→ WHAT YOU WILL DO:
Your answer should be a single number: the count of lines that include "Parse".

Structured figure records:
++++++++++
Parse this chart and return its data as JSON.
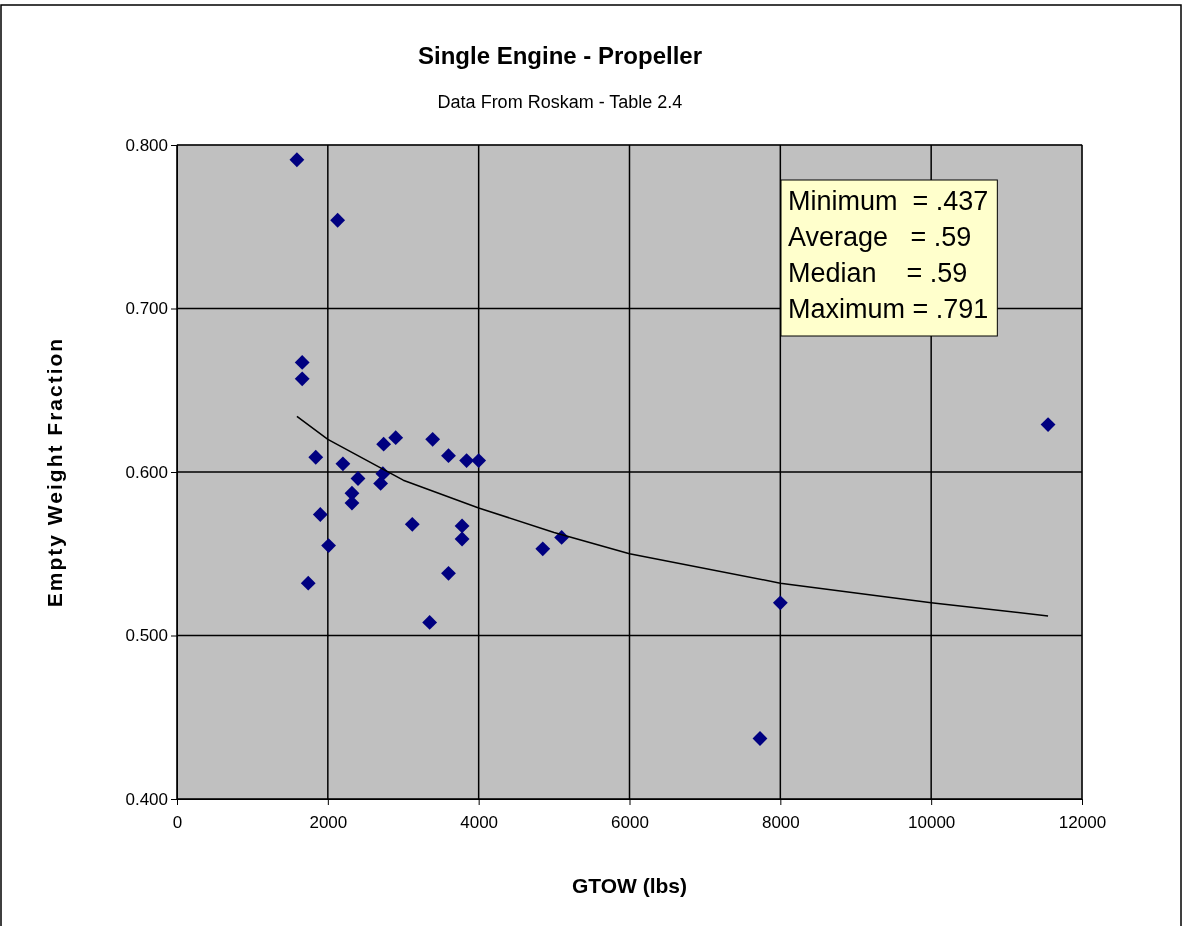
{
  "chart_data": {
    "type": "scatter",
    "title": "Single Engine - Propeller",
    "subtitle": "Data From Roskam - Table 2.4",
    "xlabel": "GTOW (lbs)",
    "ylabel": "Empty Weight Fraction",
    "annotations": [
      "Minimum  = .437",
      "Average   = .59",
      "Median    = .59",
      "Maximum = .791"
    ],
    "xlim": [
      0,
      12000
    ],
    "xticks": [
      0,
      2000,
      4000,
      6000,
      8000,
      10000,
      12000
    ],
    "ylim": [
      0.4,
      0.8
    ],
    "yticks": [
      {
        "value": 0.4,
        "label": "0.400"
      },
      {
        "value": 0.5,
        "label": "0.500"
      },
      {
        "value": 0.6,
        "label": "0.600"
      },
      {
        "value": 0.7,
        "label": "0.700"
      },
      {
        "value": 0.8,
        "label": "0.800"
      }
    ],
    "grid": true,
    "marker": "diamond",
    "series": [
      {
        "color": "#000080",
        "x": [
          1590,
          2130,
          1660,
          1660,
          1840,
          2200,
          2740,
          2900,
          3390,
          3600,
          3840,
          4000,
          2400,
          2730,
          2700,
          2320,
          2320,
          1900,
          3120,
          3780,
          3780,
          2010,
          1740,
          3600,
          3350,
          4850,
          5100,
          7730,
          8000,
          11550
        ],
        "values": [
          0.791,
          0.754,
          0.667,
          0.657,
          0.609,
          0.605,
          0.617,
          0.621,
          0.62,
          0.61,
          0.607,
          0.607,
          0.596,
          0.599,
          0.593,
          0.587,
          0.581,
          0.574,
          0.568,
          0.567,
          0.559,
          0.555,
          0.532,
          0.538,
          0.508,
          0.553,
          0.56,
          0.437,
          0.52,
          0.629
        ]
      },
      {
        "type": "line",
        "color": "#000000",
        "marker": "none",
        "x": [
          1590,
          2000,
          3000,
          4000,
          5000,
          6000,
          8000,
          10000,
          11550
        ],
        "values": [
          0.634,
          0.62,
          0.595,
          0.578,
          0.563,
          0.55,
          0.532,
          0.52,
          0.512
        ]
      }
    ]
  }
}
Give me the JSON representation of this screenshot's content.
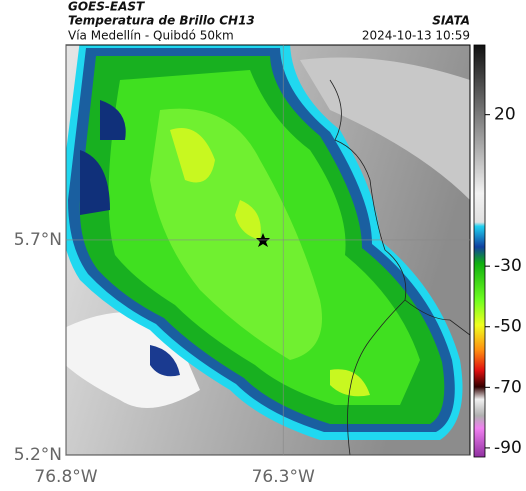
{
  "header": {
    "source": "GOES-EAST",
    "title": "Temperatura de Brillo CH13",
    "brand": "SIATA",
    "subtitle": "Vía Medellín - Quibdó 50km",
    "timestamp": "2024-10-13 10:59"
  },
  "map": {
    "latlim": [
      5.2,
      6.153
    ],
    "lonlim": [
      -76.8,
      -75.87
    ],
    "lat_ticks": [
      {
        "value": 5.7,
        "label": "5.7°N"
      },
      {
        "value": 5.2,
        "label": "5.2°N"
      }
    ],
    "lon_ticks": [
      {
        "value": -76.8,
        "label": "76.8°W"
      },
      {
        "value": -76.3,
        "label": "76.3°W"
      }
    ],
    "grid": true
  },
  "colorbar": {
    "lim": [
      -93,
      43
    ],
    "ticks": [
      20,
      -30,
      -50,
      -70,
      -90
    ]
  }
}
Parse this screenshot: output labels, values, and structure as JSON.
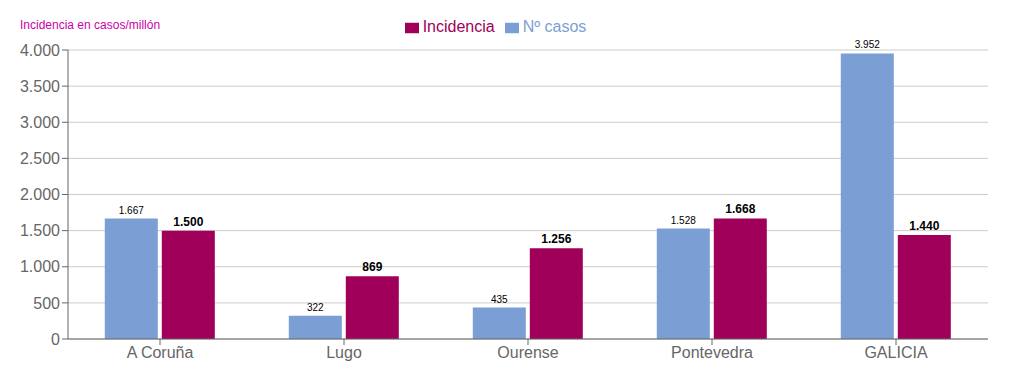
{
  "chart_data": {
    "type": "bar",
    "categories": [
      "A Coruña",
      "Lugo",
      "Ourense",
      "Pontevedra",
      "GALICIA"
    ],
    "series": [
      {
        "name": "Nº casos",
        "color": "#7B9FD4",
        "values": [
          1667,
          322,
          435,
          1528,
          3952
        ],
        "value_labels": [
          "1.667",
          "322",
          "435",
          "1.528",
          "3.952"
        ]
      },
      {
        "name": "Incidencia",
        "color": "#A0005A",
        "values": [
          1500,
          869,
          1256,
          1668,
          1440
        ],
        "value_labels": [
          "1.500",
          "869",
          "1.256",
          "1.668",
          "1.440"
        ]
      }
    ],
    "ylabel": "Incidencia en casos/millón",
    "ylim": [
      0,
      4000
    ],
    "yticks": [
      0,
      500,
      {
        "value": 1000,
        "label": "1.000"
      },
      {
        "value": 1500,
        "label": "1.500"
      },
      {
        "value": 2000,
        "label": "2.000"
      },
      {
        "value": 2500,
        "label": "2.500"
      },
      {
        "value": 3000,
        "label": "3.000"
      },
      {
        "value": 3500,
        "label": "3.500"
      },
      {
        "value": 4000,
        "label": "4.000"
      }
    ],
    "grid": true,
    "legend": "top",
    "data_labels": true
  }
}
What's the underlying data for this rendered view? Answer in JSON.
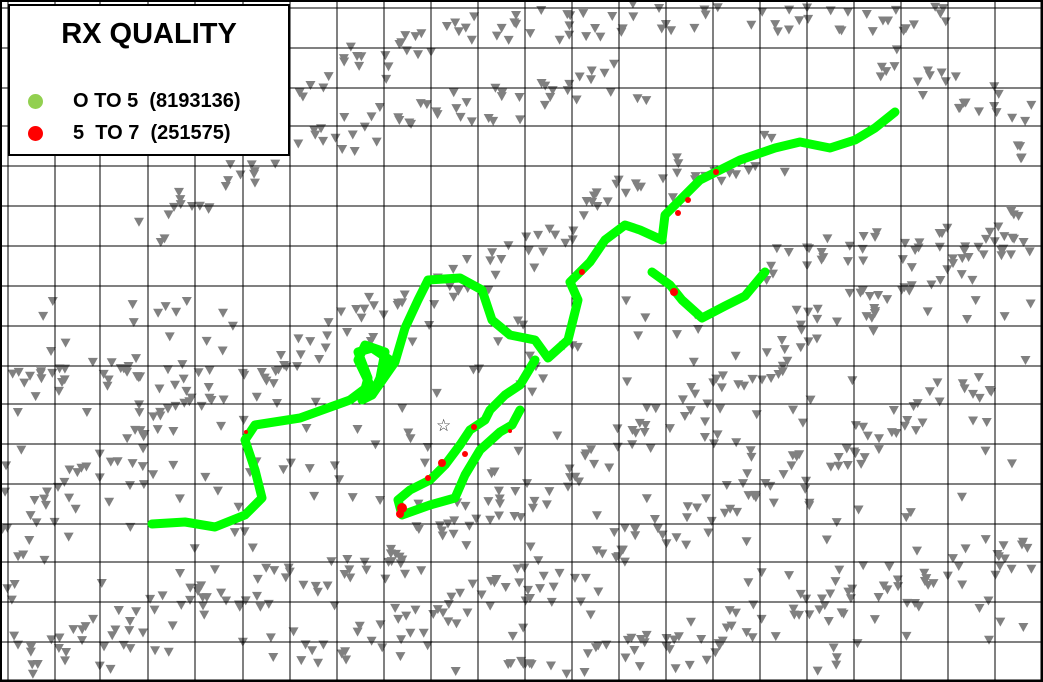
{
  "legend": {
    "title": "RX QUALITY",
    "items": [
      {
        "label": "O TO 5  (8193136)",
        "color": "#92d050",
        "symbol": "green-dot-icon"
      },
      {
        "label": "5  TO 7  (251575)",
        "color": "#ff0000",
        "symbol": "red-dot-icon"
      }
    ]
  },
  "map": {
    "route_color": "#00ff00",
    "poor_quality_color": "#ff0000",
    "site_icon_color": "#808080",
    "site_icon": "cell-site-sector-icon",
    "center_marker_icon": "star-outline-icon",
    "grid_color": "#000000"
  }
}
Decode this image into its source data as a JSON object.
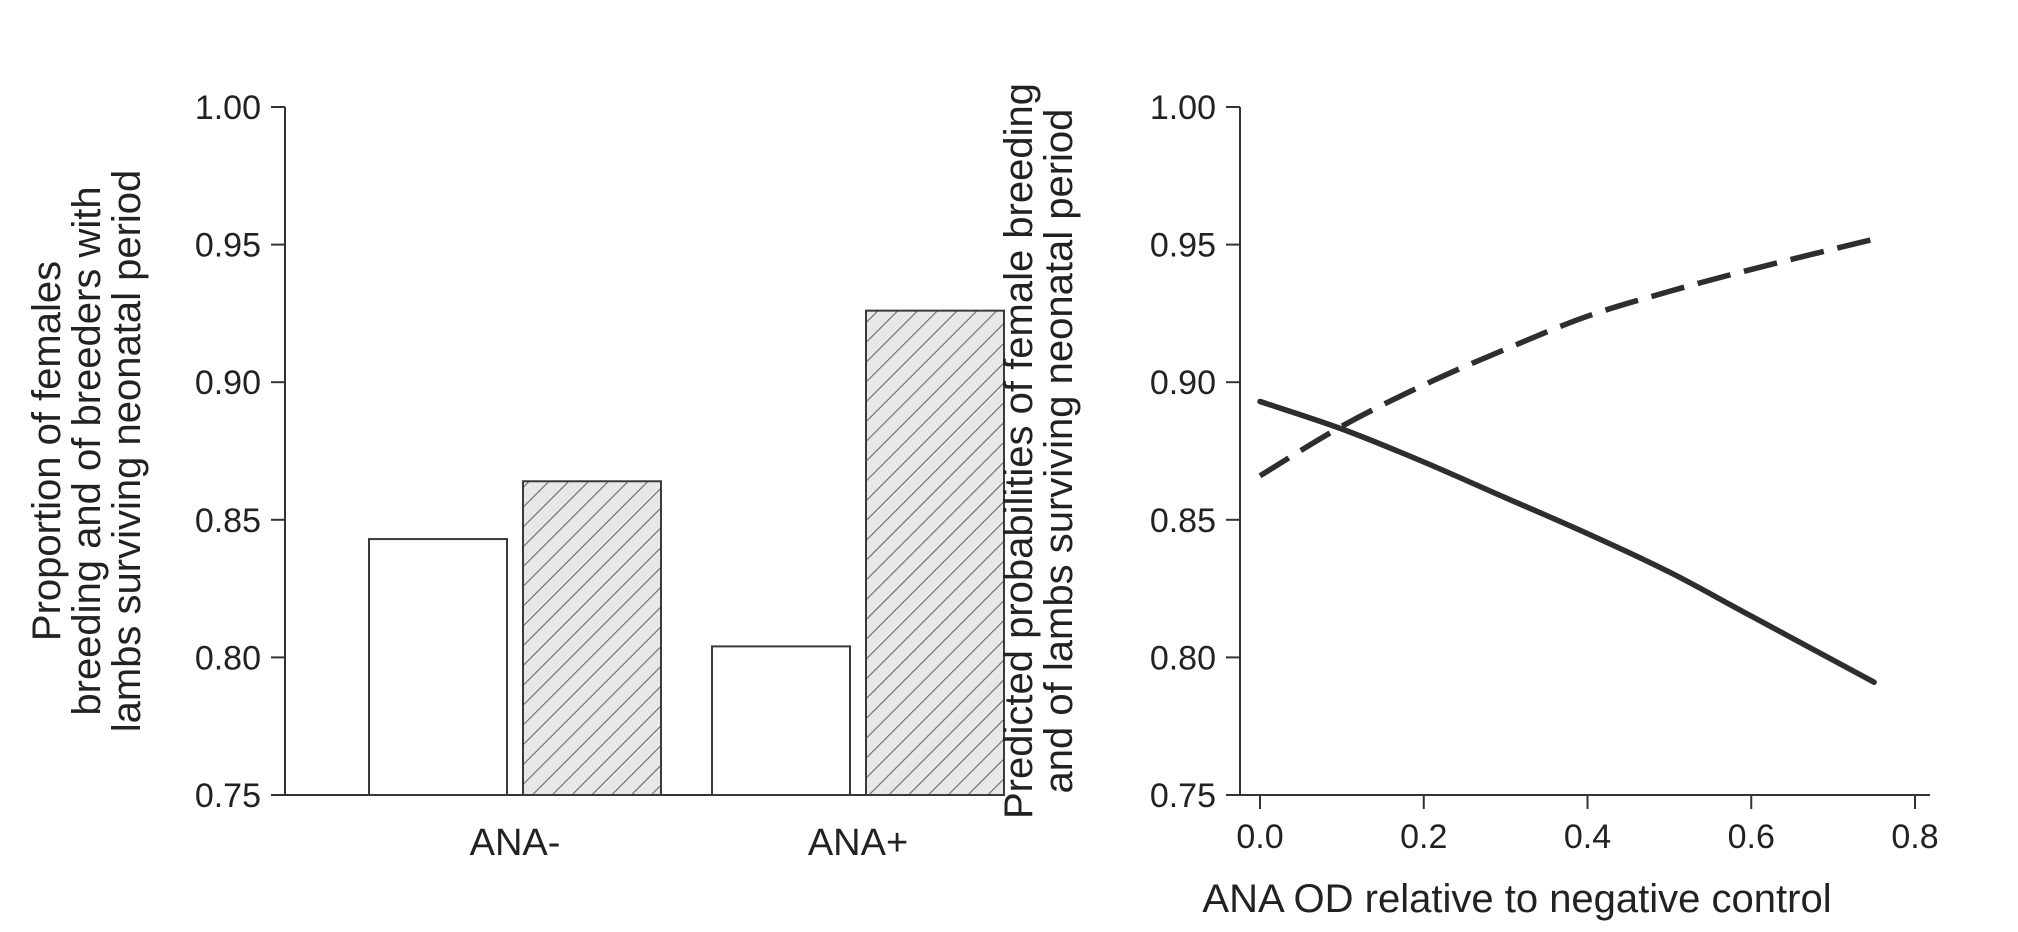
{
  "chart_data": [
    {
      "type": "bar",
      "categories": [
        "ANA-",
        "ANA+"
      ],
      "series": [
        {
          "values": [
            0.843,
            0.804
          ],
          "pattern": "none",
          "color": "#ffffff"
        },
        {
          "values": [
            0.864,
            0.926
          ],
          "pattern": "diagonal-hatch",
          "color": "#d9d9d9"
        }
      ],
      "xlabel": "",
      "ylabel": [
        "Proportion of females",
        "breeding and of breeders with",
        "lambs surviving neonatal period"
      ],
      "ylim": [
        0.75,
        1.0
      ],
      "yticks": [
        "0.75",
        "0.80",
        "0.85",
        "0.90",
        "0.95",
        "1.00"
      ],
      "grid": false,
      "legend": "none"
    },
    {
      "type": "line",
      "series": [
        {
          "style": "solid",
          "x": [
            0.0,
            0.1,
            0.2,
            0.3,
            0.4,
            0.5,
            0.6,
            0.75
          ],
          "y": [
            0.893,
            0.883,
            0.871,
            0.858,
            0.845,
            0.831,
            0.815,
            0.791
          ]
        },
        {
          "style": "dashed",
          "x": [
            0.0,
            0.1,
            0.2,
            0.3,
            0.4,
            0.5,
            0.6,
            0.75
          ],
          "y": [
            0.866,
            0.884,
            0.899,
            0.912,
            0.924,
            0.933,
            0.941,
            0.952
          ]
        }
      ],
      "xlabel": "ANA OD relative to negative control",
      "ylabel": [
        "Predicted probabilities of female breeding",
        "and of lambs surviving neonatal period"
      ],
      "xlim": [
        0.0,
        0.8
      ],
      "ylim": [
        0.75,
        1.0
      ],
      "xticks": [
        "0.0",
        "0.2",
        "0.4",
        "0.6",
        "0.8"
      ],
      "yticks": [
        "0.75",
        "0.80",
        "0.85",
        "0.90",
        "0.95",
        "1.00"
      ],
      "grid": false,
      "legend": "none"
    }
  ]
}
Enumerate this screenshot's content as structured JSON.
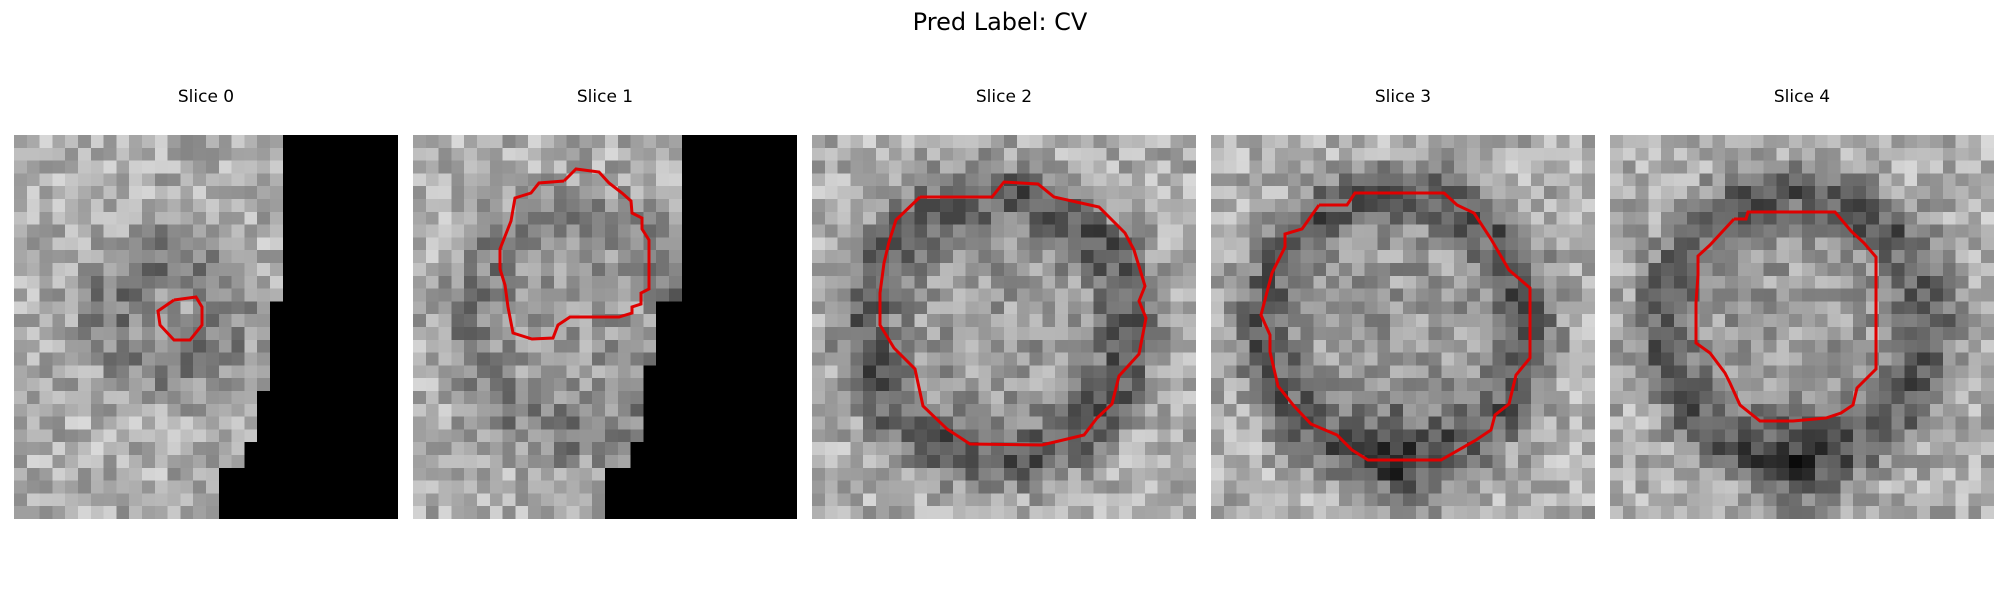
{
  "figure": {
    "title": "Pred Label: CV",
    "contour_color": "#e00000",
    "panels": [
      {
        "title": "Slice 0",
        "mask_kind": "black-right-staircase",
        "contour": "small-blob"
      },
      {
        "title": "Slice 1",
        "mask_kind": "black-right-staircase",
        "contour": "large-irregular"
      },
      {
        "title": "Slice 2",
        "mask_kind": "none",
        "contour": "octagon"
      },
      {
        "title": "Slice 3",
        "mask_kind": "none",
        "contour": "octagon"
      },
      {
        "title": "Slice 4",
        "mask_kind": "none",
        "contour": "octagon"
      }
    ]
  }
}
++++++++++
→ EXERCISE ANSWER:
2